### REQUIREMENT
Copy every line that holds "having".

### LISTED RECORDS
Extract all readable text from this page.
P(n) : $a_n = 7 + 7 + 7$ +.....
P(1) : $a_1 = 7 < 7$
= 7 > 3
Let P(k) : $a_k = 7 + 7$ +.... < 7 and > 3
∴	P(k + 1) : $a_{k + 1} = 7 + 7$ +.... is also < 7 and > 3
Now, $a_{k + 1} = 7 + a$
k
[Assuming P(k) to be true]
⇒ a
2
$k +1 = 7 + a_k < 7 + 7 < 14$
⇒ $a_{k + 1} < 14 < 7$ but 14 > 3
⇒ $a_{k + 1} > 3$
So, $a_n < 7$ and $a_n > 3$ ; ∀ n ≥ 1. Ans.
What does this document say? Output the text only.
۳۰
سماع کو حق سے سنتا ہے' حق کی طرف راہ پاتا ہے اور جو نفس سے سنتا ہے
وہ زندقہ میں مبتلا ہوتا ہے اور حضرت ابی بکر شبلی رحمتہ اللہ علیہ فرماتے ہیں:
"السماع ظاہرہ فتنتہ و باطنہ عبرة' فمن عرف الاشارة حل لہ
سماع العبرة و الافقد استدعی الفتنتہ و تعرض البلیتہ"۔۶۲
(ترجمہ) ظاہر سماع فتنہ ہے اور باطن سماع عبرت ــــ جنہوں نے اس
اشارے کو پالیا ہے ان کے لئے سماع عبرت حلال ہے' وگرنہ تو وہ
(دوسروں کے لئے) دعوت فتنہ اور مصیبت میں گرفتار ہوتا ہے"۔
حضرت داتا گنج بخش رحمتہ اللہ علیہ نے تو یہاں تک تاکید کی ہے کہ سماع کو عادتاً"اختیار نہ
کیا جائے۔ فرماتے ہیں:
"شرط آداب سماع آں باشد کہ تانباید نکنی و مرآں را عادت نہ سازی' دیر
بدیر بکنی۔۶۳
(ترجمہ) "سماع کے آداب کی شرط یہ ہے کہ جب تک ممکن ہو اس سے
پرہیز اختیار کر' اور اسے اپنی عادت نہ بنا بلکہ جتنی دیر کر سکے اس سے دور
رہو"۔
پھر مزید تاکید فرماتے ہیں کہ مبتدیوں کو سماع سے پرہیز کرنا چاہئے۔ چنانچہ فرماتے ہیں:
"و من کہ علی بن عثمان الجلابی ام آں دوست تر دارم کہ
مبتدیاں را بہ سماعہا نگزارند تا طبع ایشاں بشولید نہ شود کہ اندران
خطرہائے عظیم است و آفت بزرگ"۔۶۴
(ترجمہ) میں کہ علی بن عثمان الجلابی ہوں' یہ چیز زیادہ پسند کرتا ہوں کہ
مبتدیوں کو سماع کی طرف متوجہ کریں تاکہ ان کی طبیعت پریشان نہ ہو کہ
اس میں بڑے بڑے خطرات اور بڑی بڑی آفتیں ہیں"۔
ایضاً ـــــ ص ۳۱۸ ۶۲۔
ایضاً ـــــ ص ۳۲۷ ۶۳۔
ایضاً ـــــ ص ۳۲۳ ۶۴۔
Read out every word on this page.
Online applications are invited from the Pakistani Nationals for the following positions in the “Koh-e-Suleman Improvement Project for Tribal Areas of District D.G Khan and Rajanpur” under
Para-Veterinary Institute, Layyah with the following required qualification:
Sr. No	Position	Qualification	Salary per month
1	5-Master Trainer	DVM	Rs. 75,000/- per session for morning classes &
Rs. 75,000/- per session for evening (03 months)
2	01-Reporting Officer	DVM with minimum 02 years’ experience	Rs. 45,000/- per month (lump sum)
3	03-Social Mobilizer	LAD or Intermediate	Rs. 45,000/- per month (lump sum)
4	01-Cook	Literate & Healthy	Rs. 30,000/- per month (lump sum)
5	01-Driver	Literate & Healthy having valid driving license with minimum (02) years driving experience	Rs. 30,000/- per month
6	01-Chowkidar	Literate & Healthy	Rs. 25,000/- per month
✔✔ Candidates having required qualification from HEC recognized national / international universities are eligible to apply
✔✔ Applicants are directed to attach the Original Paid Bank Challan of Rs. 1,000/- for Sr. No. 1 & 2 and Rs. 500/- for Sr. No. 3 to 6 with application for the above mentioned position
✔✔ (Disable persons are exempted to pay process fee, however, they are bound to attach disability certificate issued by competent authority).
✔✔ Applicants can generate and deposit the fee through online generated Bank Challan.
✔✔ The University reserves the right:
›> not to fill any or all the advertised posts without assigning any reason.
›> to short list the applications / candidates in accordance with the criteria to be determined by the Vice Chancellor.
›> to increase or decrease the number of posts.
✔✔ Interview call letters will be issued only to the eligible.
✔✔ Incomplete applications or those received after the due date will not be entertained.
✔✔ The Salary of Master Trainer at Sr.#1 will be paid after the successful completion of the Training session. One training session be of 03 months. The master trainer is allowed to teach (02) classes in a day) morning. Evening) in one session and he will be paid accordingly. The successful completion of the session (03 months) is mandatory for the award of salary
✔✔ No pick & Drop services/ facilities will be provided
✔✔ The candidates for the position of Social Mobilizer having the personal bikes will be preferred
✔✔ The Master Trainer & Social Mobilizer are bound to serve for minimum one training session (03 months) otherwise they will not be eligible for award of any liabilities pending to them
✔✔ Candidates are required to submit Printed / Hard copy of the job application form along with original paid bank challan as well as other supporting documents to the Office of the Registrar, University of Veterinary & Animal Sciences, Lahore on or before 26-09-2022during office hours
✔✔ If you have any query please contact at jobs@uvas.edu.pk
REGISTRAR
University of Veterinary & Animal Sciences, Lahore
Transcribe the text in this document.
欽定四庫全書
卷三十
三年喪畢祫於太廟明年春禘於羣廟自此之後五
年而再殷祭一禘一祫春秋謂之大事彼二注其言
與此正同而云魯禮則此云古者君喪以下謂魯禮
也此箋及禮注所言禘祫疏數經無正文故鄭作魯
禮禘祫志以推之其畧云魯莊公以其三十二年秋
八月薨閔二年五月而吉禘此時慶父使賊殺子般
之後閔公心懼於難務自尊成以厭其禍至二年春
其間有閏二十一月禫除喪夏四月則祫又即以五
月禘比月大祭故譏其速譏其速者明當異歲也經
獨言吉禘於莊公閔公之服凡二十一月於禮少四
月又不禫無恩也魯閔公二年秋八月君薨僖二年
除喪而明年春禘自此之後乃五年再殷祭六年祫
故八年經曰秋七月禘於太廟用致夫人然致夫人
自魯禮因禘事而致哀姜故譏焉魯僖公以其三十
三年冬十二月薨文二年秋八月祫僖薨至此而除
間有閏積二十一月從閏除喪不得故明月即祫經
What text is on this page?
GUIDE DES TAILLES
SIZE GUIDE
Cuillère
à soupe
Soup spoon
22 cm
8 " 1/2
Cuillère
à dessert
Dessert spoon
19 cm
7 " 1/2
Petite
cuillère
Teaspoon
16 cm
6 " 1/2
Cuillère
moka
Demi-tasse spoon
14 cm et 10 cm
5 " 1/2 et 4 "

### ANSWER FOR THIS EXERCISE
5	01-Driver	Literate & Healthy having valid driving license with minimum (02) years driving experience	Rs. 30,000/- per month
✔✔ Candidates having required qualification from HEC recognized national / international universities are eligible to apply
✔✔ The candidates for the position of Social Mobilizer having the personal bikes will be preferred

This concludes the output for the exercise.